Aim of the exercise - Identify, in the records below, every line where the string "upload" appears, and copy each such line.

[Data excerpts]
=-=-=

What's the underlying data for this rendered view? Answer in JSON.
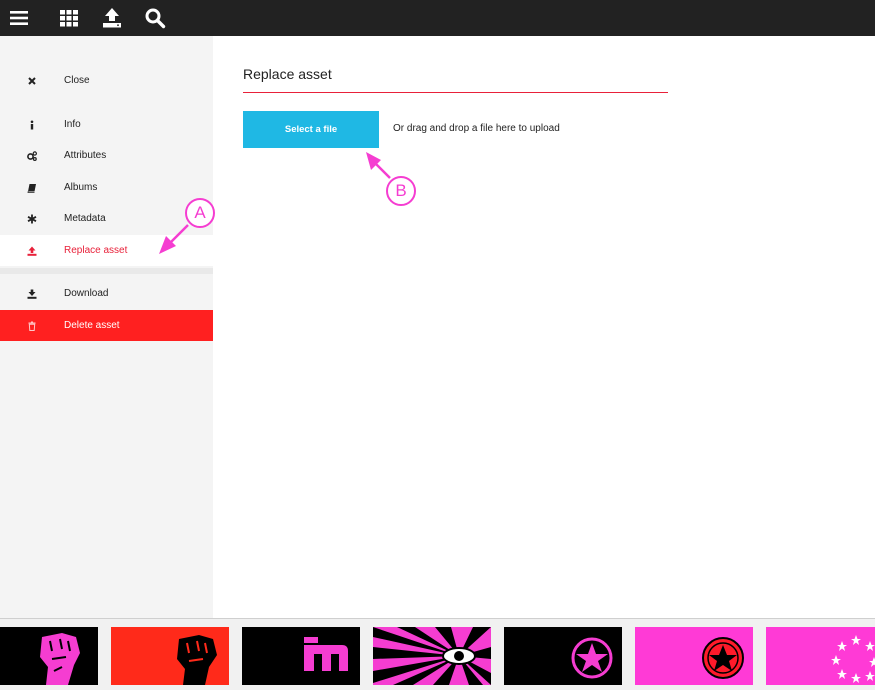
{
  "topbar": {
    "icons": [
      "menu-icon",
      "grid-icon",
      "upload-icon",
      "search-icon"
    ]
  },
  "sidebar": {
    "items": [
      {
        "id": "close",
        "label": "Close",
        "icon": "close-icon"
      },
      {
        "id": "info",
        "label": "Info",
        "icon": "info-icon"
      },
      {
        "id": "attributes",
        "label": "Attributes",
        "icon": "gears-icon"
      },
      {
        "id": "albums",
        "label": "Albums",
        "icon": "book-icon"
      },
      {
        "id": "metadata",
        "label": "Metadata",
        "icon": "asterisk-icon"
      },
      {
        "id": "replace",
        "label": "Replace asset",
        "icon": "upload-icon",
        "active": true
      },
      {
        "id": "download",
        "label": "Download",
        "icon": "download-icon"
      },
      {
        "id": "delete",
        "label": "Delete asset",
        "icon": "trash-icon",
        "danger": true
      }
    ]
  },
  "panel": {
    "title": "Replace asset",
    "select_label": "Select a file",
    "drop_hint": "Or drag and drop a file here to upload"
  },
  "annotations": {
    "a": "A",
    "b": "B"
  },
  "thumbnails": [
    {
      "name": "fist-pink-on-black",
      "icon": "fist-icon"
    },
    {
      "name": "fist-black-on-red",
      "icon": "fist-icon"
    },
    {
      "name": "letter-m-pink-on-black",
      "icon": "letter-m-icon"
    },
    {
      "name": "eye-sunburst",
      "icon": "eye-icon"
    },
    {
      "name": "star-circle-pink-on-black",
      "icon": "star-icon"
    },
    {
      "name": "star-circle-red-on-pink",
      "icon": "star-icon"
    },
    {
      "name": "stars-ring-on-pink",
      "icon": "stars-icon"
    }
  ],
  "colors": {
    "topbar": "#222222",
    "accent_red": "#e8213a",
    "danger": "#ff2020",
    "button_blue": "#1fb8e4",
    "annotation_pink": "#f53dd1"
  }
}
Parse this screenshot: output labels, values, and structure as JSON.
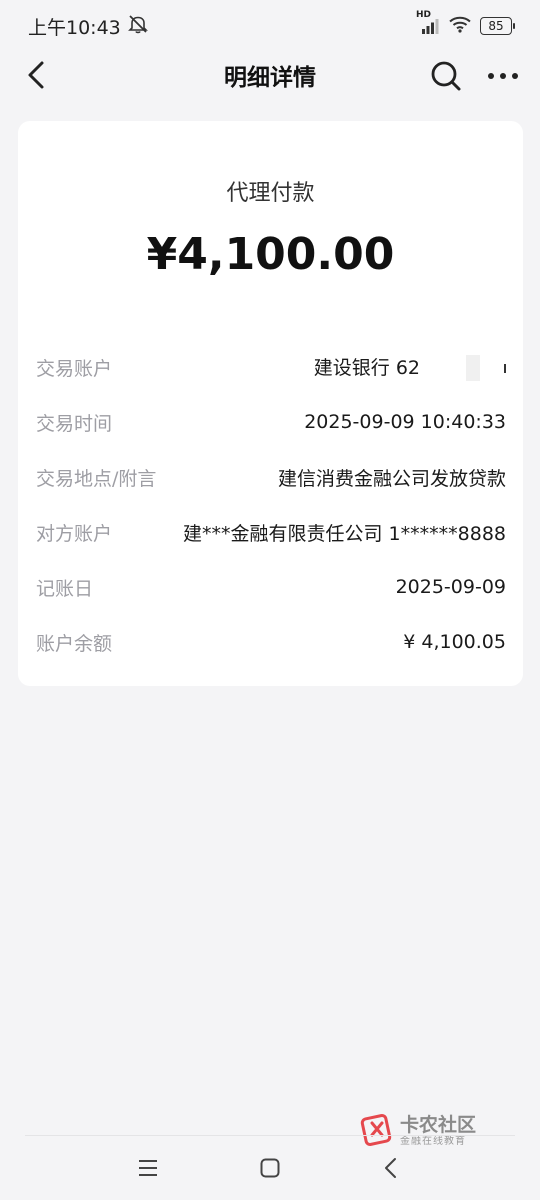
{
  "status_bar": {
    "time": "上午10:43",
    "network_badge": "HD",
    "battery_level": "85"
  },
  "nav": {
    "title": "明细详情",
    "icons": [
      "chevron-left-icon",
      "search-icon",
      "more-icon"
    ]
  },
  "transaction": {
    "type": "代理付款",
    "amount": "¥4,100.00"
  },
  "details": [
    {
      "label": "交易账户",
      "value": "建设银行 62"
    },
    {
      "label": "交易时间",
      "value": "2025-09-09 10:40:33"
    },
    {
      "label": "交易地点/附言",
      "value": "建信消费金融公司发放贷款"
    },
    {
      "label": "对方账户",
      "value": "建***金融有限责任公司 1******8888"
    },
    {
      "label": "记账日",
      "value": "2025-09-09"
    },
    {
      "label": "账户余额",
      "value": "¥ 4,100.05"
    }
  ],
  "watermark": {
    "title": "卡农社区",
    "subtitle": "金融在线教育"
  },
  "bottom_nav": {
    "icons": [
      "menu-icon",
      "home-icon",
      "back-icon"
    ]
  },
  "colors": {
    "background": "#f4f4f6",
    "card": "#ffffff",
    "label": "#9e9ea4",
    "text": "#1a1a1a",
    "watermark_red": "#e5484d"
  }
}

=-=-=

Complete output -
      "upload-icon",
        "icon": "upload-icon",
    "drop_hint": "Or drag and drop a file here to upload"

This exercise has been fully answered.